Return each line that holds the word "часов".

— Start of Exercise inputs —

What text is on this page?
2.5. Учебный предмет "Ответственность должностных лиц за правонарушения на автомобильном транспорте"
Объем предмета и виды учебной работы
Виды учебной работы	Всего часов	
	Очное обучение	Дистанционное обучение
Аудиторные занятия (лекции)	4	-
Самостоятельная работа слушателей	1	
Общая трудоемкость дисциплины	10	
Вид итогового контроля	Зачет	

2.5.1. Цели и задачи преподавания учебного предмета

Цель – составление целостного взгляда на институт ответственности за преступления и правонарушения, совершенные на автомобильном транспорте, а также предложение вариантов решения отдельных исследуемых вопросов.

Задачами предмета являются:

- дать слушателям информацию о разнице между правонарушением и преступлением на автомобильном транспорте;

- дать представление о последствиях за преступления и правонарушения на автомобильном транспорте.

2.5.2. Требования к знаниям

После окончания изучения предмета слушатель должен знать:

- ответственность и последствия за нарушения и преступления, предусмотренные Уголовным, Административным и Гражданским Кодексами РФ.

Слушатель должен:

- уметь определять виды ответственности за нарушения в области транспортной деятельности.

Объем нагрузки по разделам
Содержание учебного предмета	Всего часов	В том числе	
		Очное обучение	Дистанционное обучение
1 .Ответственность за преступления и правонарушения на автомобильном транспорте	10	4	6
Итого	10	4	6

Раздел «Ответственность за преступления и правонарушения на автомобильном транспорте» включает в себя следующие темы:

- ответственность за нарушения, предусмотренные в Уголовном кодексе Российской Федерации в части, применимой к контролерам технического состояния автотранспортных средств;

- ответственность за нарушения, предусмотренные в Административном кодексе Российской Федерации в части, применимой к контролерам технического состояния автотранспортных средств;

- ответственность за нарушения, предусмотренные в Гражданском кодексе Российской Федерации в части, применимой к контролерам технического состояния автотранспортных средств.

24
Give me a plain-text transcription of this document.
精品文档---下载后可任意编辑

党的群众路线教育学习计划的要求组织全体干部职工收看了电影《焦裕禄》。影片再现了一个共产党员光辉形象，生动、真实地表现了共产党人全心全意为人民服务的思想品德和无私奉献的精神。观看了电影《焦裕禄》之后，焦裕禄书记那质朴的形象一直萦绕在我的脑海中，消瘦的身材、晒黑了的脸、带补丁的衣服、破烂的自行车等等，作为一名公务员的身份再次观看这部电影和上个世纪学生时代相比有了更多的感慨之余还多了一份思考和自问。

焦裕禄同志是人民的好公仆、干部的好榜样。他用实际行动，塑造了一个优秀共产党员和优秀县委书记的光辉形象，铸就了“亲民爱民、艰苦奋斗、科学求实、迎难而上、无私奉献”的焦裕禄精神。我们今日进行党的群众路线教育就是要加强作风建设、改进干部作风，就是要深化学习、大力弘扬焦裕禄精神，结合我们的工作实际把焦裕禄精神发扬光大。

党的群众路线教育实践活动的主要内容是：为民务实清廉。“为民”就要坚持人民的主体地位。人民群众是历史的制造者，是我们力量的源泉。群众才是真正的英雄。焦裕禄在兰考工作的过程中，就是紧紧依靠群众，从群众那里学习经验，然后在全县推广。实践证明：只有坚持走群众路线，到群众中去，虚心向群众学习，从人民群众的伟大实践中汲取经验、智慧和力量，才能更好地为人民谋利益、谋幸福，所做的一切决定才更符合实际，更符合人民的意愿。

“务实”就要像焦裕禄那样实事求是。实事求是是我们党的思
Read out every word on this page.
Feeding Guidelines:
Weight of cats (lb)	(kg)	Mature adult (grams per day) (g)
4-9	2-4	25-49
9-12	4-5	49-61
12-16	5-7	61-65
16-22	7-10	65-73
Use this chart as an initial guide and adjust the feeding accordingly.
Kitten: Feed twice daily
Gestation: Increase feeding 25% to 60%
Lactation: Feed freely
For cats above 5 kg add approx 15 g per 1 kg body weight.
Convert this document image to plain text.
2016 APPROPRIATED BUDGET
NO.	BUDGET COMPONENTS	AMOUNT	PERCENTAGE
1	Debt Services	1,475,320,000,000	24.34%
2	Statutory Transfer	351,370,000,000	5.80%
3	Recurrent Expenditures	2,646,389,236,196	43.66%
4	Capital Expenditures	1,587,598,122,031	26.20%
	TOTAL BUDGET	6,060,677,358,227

— End of Exercise inputs —

Result of this exercise.
Виды учебной работы	Всего часов	
Содержание учебного предмета	Всего часов	В том числе	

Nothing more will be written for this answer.